[Stated exercise] Without the pictures, return exactly the lines from the one with "What data populates" through the one with "Decode this image". Both end lines belong in the copy.

[Figure dataset records]
(begin)

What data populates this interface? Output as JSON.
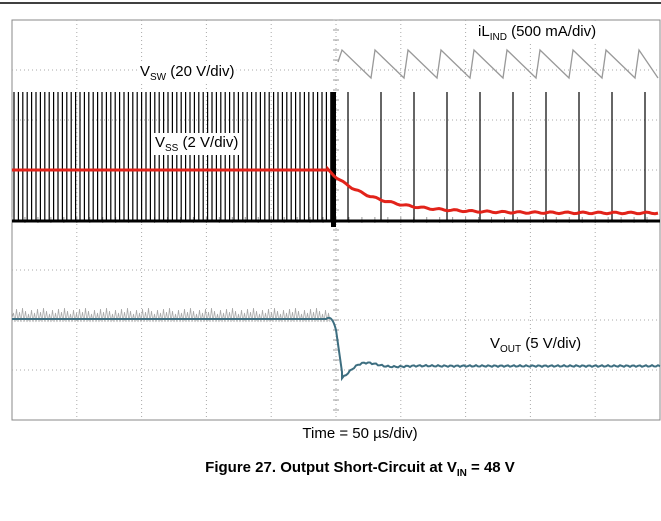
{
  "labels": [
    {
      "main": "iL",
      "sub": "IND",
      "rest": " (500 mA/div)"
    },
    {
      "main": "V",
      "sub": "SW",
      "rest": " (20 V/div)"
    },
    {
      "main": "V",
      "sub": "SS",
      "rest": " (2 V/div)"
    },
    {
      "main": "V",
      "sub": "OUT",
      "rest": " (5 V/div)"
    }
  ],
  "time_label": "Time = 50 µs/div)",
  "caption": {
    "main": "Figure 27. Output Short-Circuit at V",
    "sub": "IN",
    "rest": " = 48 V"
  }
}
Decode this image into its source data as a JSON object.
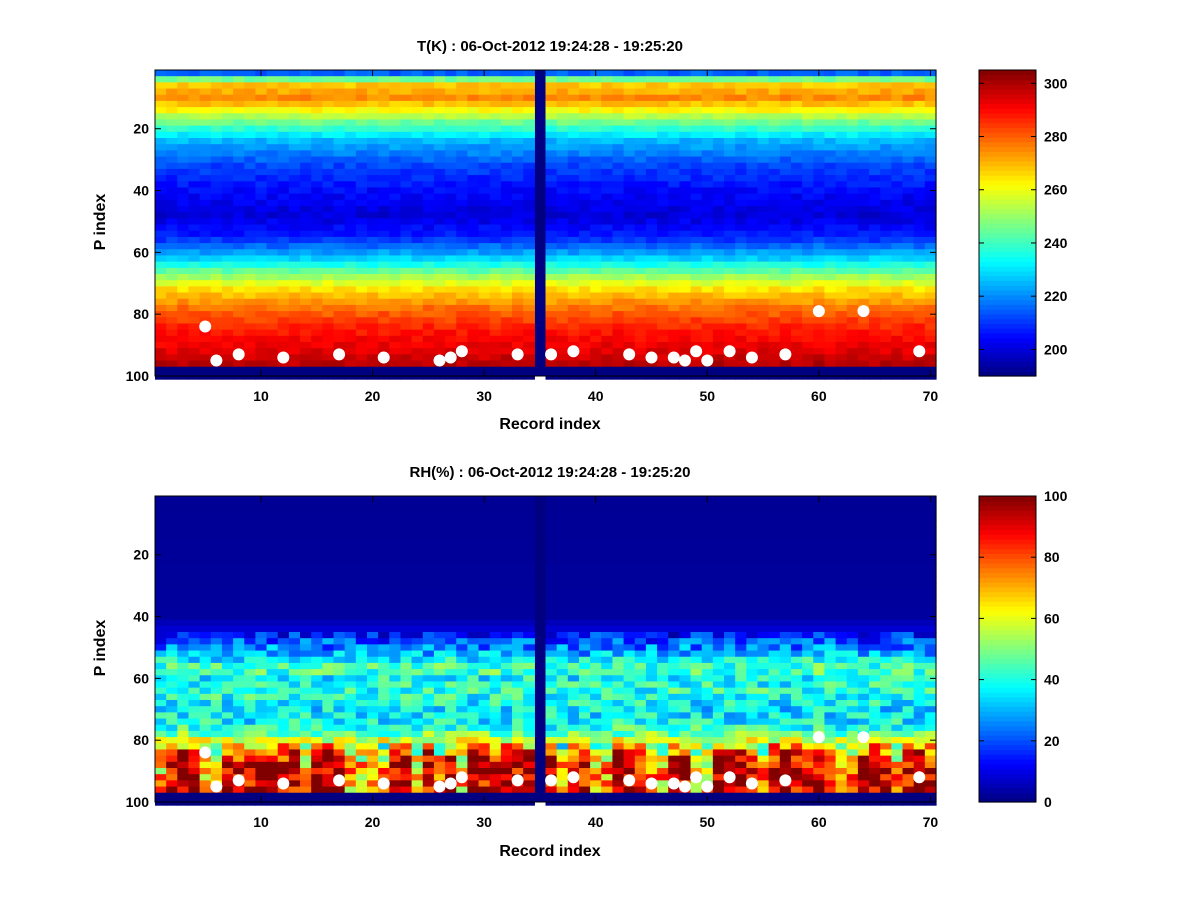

(end)
(begin)

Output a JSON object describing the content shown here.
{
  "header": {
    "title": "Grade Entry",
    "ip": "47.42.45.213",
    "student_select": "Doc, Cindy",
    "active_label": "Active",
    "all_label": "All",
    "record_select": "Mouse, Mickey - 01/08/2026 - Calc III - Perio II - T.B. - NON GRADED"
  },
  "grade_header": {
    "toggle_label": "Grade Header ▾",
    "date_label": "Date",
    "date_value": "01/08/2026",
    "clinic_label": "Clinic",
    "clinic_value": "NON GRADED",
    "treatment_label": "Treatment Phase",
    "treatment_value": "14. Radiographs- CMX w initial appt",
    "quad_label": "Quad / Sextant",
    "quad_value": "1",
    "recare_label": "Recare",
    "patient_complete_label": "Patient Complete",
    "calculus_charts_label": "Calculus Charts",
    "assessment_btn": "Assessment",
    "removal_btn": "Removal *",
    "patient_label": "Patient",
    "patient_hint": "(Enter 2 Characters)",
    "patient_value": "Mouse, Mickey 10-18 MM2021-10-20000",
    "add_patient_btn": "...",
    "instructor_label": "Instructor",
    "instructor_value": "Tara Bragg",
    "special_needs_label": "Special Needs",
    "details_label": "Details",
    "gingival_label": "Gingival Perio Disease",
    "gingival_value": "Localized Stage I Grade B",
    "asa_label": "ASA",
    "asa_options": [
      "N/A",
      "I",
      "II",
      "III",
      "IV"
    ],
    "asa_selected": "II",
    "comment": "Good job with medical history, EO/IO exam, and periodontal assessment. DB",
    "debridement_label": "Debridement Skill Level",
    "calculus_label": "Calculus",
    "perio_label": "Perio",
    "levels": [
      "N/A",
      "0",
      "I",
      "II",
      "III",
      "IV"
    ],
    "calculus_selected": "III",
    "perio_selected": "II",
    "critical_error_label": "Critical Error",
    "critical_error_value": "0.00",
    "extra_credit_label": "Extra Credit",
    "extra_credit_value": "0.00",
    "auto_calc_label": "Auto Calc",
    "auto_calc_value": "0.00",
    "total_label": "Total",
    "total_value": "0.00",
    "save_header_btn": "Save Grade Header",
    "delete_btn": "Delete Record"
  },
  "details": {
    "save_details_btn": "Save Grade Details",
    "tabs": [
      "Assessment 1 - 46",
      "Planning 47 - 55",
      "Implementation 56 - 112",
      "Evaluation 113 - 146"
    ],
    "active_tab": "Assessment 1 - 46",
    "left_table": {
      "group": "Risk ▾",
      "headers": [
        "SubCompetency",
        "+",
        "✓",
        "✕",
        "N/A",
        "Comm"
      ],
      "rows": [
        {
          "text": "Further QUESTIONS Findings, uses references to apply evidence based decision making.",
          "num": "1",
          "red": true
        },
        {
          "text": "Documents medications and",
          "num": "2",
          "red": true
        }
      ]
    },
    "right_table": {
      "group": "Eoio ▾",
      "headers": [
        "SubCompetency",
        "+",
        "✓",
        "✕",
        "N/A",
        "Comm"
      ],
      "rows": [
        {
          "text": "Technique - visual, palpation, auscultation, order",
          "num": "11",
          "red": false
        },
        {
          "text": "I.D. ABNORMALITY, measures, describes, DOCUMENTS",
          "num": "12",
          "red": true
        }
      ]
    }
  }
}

(end)

[Response below]
What data populates this interface? Output as JSON.
{
  "labels": [
    {
      "main": "iL",
      "sub": "IND",
      "rest": " (500 mA/div)"
    },
    {
      "main": "V",
      "sub": "SW",
      "rest": " (20 V/div)"
    },
    {
      "main": "V",
      "sub": "SS",
      "rest": " (2 V/div)"
    },
    {
      "main": "V",
      "sub": "OUT",
      "rest": " (5 V/div)"
    }
  ],
  "time_label": "Time = 50 µs/div)",
  "caption": {
    "main": "Figure 27. Output Short-Circuit at V",
    "sub": "IN",
    "rest": " = 48 V"
  }
}
Decode this image into its source data as a JSON object.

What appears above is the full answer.